[Recorded data]
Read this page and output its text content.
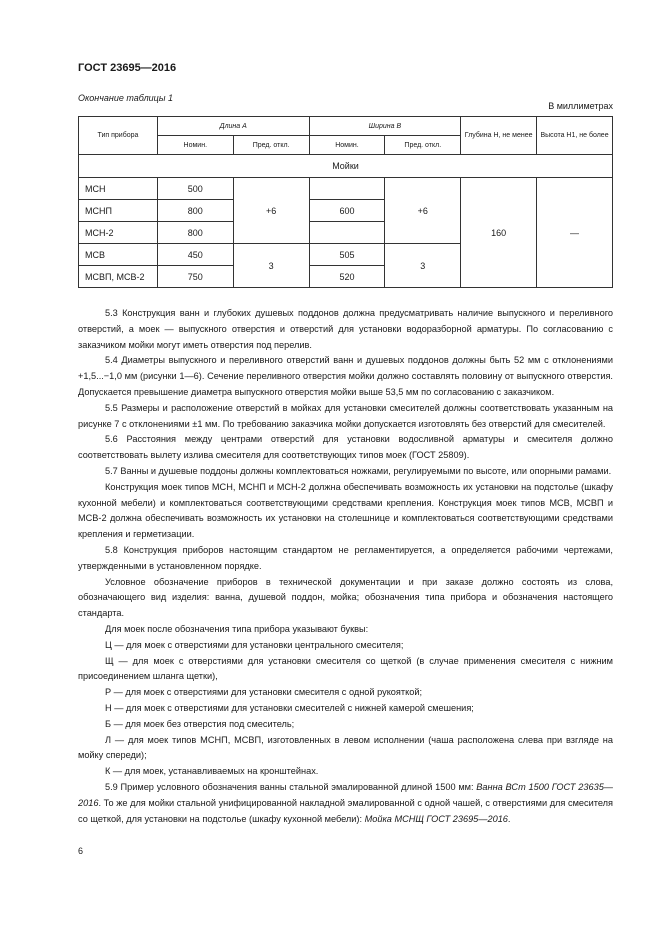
ГОСТ 23695—2016
Окончание таблицы 1
В миллиметрах
Тип прибора	Длина A		Ширина B		Глубина H, не менее	Высота H1, не более
	Номин.	Пред. откл.	Номин.	Пред. откл.		
Мойки						
МСН	500	+6		+6	160	—
МСНП	800		600			
МСН-2	800					
МСВ	450	3	505	3		
МСВП, МСВ-2	750		520			

5.3 Конструкция ванн и глубоких душевых поддонов должна предусматривать наличие выпускного и переливного отверстий, а моек — выпускного отверстия и отверстий для установки водоразборной арматуры. По согласованию с заказчиком мойки могут иметь отверстия под перелив.

5.4 Диаметры выпускного и переливного отверстий ванн и душевых поддонов должны быть 52 мм с отклонениями +1,5...−1,0 мм (рисунки 1—6). Сечение переливного отверстия мойки должно составлять половину от выпускного отверстия. Допускается превышение диаметра выпускного отверстия мойки выше 53,5 мм по согласованию с заказчиком.

5.5 Размеры и расположение отверстий в мойках для установки смесителей должны соответствовать указанным на рисунке 7 с отклонениями ±1 мм. По требованию заказчика мойки допускается изготовлять без отверстий для смесителей.

5.6 Расстояния между центрами отверстий для установки водосливной арматуры и смесителя должно соответствовать вылету излива смесителя для соответствующих типов моек (ГОСТ 25809).

5.7 Ванны и душевые поддоны должны комплектоваться ножками, регулируемыми по высоте, или опорными рамами.

Конструкция моек типов МСН, МСНП и МСН-2 должна обеспечивать возможность их установки на подстолье (шкафу кухонной мебели) и комплектоваться соответствующими средствами крепления. Конструкция моек типов МСВ, МСВП и МСВ-2 должна обеспечивать возможность их установки на столешнице и комплектоваться соответствующими средствами крепления и герметизации.

5.8 Конструкция приборов настоящим стандартом не регламентируется, а определяется рабочими чертежами, утвержденными в установленном порядке.

Условное обозначение приборов в технической документации и при заказе должно состоять из слова, обозначающего вид изделия: ванна, душевой поддон, мойка; обозначения типа прибора и обозначения настоящего стандарта.

Для моек после обозначения типа прибора указывают буквы:

Ц — для моек с отверстиями для установки центрального смесителя;

Щ — для моек с отверстиями для установки смесителя со щеткой (в случае применения смесителя с нижним присоединением шланга щетки),

Р — для моек с отверстиями для установки смесителя с одной рукояткой;

Н — для моек с отверстиями для установки смесителей с нижней камерой смешения;

Б — для моек без отверстия под смеситель;

Л — для моек типов МСНП, МСВП, изготовленных в левом исполнении (чаша расположена слева при взгляде на мойку спереди);

К — для моек, устанавливаемых на кронштейнах.

5.9 Пример условного обозначения ванны стальной эмалированной длиной 1500 мм: Ванна ВСт 1500 ГОСТ 23635—2016. То же для мойки стальной унифицированной накладной эмалированной с одной чашей, с отверстиями для смесителя со щеткой, для установки на подстолье (шкафу кухонной мебели): Мойка МСНЩ ГОСТ 23695—2016.

6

*Objective*.
Set the data above down again exactly as given, with no pictures.

*Response*.
Read this page and output its text content.
ГОСТ 23695—2016
Окончание таблицы 1
В миллиметрах
Тип прибора	Длина A		Ширина B		Глубина H, не менее	Высота H1, не более
	Номин.	Пред. откл.	Номин.	Пред. откл.		
Мойки						
МСН	500	+6		+6	160	—
МСНП	800		600			
МСН-2	800					
МСВ	450	3	505	3		
МСВП, МСВ-2	750		520			

5.3 Конструкция ванн и глубоких душевых поддонов должна предусматривать наличие выпускного и переливного отверстий, а моек — выпускного отверстия и отверстий для установки водоразборной арматуры. По согласованию с заказчиком мойки могут иметь отверстия под перелив.

5.4 Диаметры выпускного и переливного отверстий ванн и душевых поддонов должны быть 52 мм с отклонениями +1,5...−1,0 мм (рисунки 1—6). Сечение переливного отверстия мойки должно составлять половину от выпускного отверстия. Допускается превышение диаметра выпускного отверстия мойки выше 53,5 мм по согласованию с заказчиком.

5.5 Размеры и расположение отверстий в мойках для установки смесителей должны соответствовать указанным на рисунке 7 с отклонениями ±1 мм. По требованию заказчика мойки допускается изготовлять без отверстий для смесителей.

5.6 Расстояния между центрами отверстий для установки водосливной арматуры и смесителя должно соответствовать вылету излива смесителя для соответствующих типов моек (ГОСТ 25809).

5.7 Ванны и душевые поддоны должны комплектоваться ножками, регулируемыми по высоте, или опорными рамами.

Конструкция моек типов МСН, МСНП и МСН-2 должна обеспечивать возможность их установки на подстолье (шкафу кухонной мебели) и комплектоваться соответствующими средствами крепления. Конструкция моек типов МСВ, МСВП и МСВ-2 должна обеспечивать возможность их установки на столешнице и комплектоваться соответствующими средствами крепления и герметизации.

5.8 Конструкция приборов настоящим стандартом не регламентируется, а определяется рабочими чертежами, утвержденными в установленном порядке.

Условное обозначение приборов в технической документации и при заказе должно состоять из слова, обозначающего вид изделия: ванна, душевой поддон, мойка; обозначения типа прибора и обозначения настоящего стандарта.

Для моек после обозначения типа прибора указывают буквы:

Ц — для моек с отверстиями для установки центрального смесителя;

Щ — для моек с отверстиями для установки смесителя со щеткой (в случае применения смесителя с нижним присоединением шланга щетки),

Р — для моек с отверстиями для установки смесителя с одной рукояткой;

Н — для моек с отверстиями для установки смесителей с нижней камерой смешения;

Б — для моек без отверстия под смеситель;

Л — для моек типов МСНП, МСВП, изготовленных в левом исполнении (чаша расположена слева при взгляде на мойку спереди);

К — для моек, устанавливаемых на кронштейнах.

5.9 Пример условного обозначения ванны стальной эмалированной длиной 1500 мм: Ванна ВСт 1500 ГОСТ 23635—2016. То же для мойки стальной унифицированной накладной эмалированной с одной чашей, с отверстиями для смесителя со щеткой, для установки на подстолье (шкафу кухонной мебели): Мойка МСНЩ ГОСТ 23695—2016.

6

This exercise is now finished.